EXERCISE OBJECTIVE: Read the records below and copy each line that contains "minimum".

# start of RECORDED DATA

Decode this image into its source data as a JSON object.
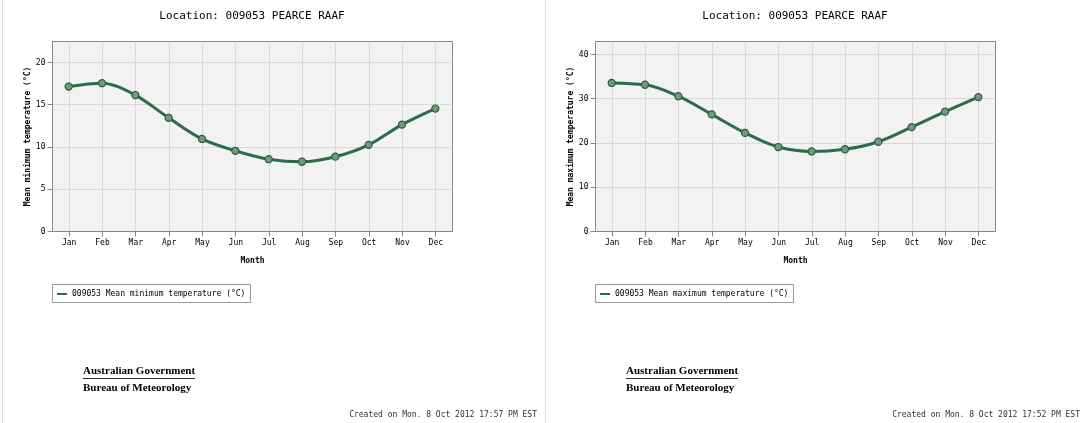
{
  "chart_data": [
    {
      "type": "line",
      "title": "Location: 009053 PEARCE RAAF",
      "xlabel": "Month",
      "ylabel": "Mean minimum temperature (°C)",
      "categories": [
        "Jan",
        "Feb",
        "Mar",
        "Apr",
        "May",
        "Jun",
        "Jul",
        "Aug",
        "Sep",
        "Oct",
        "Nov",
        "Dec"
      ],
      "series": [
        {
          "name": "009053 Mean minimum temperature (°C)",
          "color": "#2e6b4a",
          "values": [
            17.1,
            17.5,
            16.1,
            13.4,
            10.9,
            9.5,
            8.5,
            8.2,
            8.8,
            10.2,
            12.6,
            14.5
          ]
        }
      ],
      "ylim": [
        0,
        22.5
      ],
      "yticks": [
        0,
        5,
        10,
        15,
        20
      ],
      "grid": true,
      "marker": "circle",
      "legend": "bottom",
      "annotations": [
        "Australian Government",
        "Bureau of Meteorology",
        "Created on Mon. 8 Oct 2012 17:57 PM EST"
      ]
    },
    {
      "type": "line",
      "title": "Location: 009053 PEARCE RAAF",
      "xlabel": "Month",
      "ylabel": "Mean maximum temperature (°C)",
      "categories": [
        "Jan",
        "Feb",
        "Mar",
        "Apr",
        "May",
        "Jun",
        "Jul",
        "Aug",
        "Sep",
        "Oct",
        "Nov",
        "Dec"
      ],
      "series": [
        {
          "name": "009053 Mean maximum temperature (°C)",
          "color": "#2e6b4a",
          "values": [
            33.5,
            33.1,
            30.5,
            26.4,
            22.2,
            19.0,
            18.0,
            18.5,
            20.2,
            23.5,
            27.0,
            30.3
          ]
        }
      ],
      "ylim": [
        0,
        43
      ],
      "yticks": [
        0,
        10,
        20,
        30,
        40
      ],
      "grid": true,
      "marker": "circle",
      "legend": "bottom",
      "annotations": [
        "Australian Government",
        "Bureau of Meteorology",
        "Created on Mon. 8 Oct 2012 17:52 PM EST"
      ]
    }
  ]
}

# end of RECORDED DATA
# start of RECORDED DATA

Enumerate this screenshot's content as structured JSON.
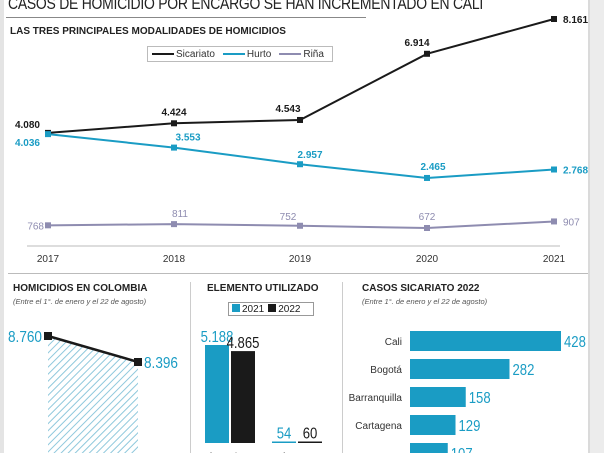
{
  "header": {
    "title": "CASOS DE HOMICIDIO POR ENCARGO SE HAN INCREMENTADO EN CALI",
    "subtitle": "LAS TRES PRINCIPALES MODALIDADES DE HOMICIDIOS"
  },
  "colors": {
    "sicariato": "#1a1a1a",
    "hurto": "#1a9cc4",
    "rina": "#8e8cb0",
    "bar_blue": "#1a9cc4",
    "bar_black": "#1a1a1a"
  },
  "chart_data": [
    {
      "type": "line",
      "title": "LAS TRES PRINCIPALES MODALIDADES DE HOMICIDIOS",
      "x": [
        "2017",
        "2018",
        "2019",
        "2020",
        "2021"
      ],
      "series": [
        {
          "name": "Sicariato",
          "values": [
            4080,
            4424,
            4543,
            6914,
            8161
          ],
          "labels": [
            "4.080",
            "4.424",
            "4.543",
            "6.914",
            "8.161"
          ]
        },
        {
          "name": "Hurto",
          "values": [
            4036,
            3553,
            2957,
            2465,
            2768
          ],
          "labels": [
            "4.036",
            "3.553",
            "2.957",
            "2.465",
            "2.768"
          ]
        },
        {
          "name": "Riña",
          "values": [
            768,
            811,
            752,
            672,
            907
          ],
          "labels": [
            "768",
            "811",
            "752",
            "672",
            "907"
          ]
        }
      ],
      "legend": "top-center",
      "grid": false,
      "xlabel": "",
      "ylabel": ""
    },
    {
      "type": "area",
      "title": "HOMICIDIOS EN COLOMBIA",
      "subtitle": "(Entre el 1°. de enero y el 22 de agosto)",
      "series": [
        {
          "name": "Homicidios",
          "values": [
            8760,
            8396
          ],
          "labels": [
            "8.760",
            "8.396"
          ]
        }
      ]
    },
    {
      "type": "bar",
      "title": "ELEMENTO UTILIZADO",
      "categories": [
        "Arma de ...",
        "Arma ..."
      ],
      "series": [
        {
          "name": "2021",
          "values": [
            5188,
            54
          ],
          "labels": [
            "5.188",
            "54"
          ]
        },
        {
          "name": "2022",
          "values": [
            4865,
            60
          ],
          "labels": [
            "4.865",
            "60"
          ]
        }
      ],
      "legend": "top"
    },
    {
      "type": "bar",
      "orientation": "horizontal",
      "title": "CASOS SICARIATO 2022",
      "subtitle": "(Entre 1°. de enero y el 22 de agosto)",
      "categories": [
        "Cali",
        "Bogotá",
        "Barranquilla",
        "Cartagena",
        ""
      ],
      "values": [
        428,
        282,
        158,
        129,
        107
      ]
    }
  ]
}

# end of RECORDED DATA

RESPONSE TO THIS TASK:
      "ylabel": "Mean minimum temperature (°C)",
          "name": "009053 Mean minimum temperature (°C)",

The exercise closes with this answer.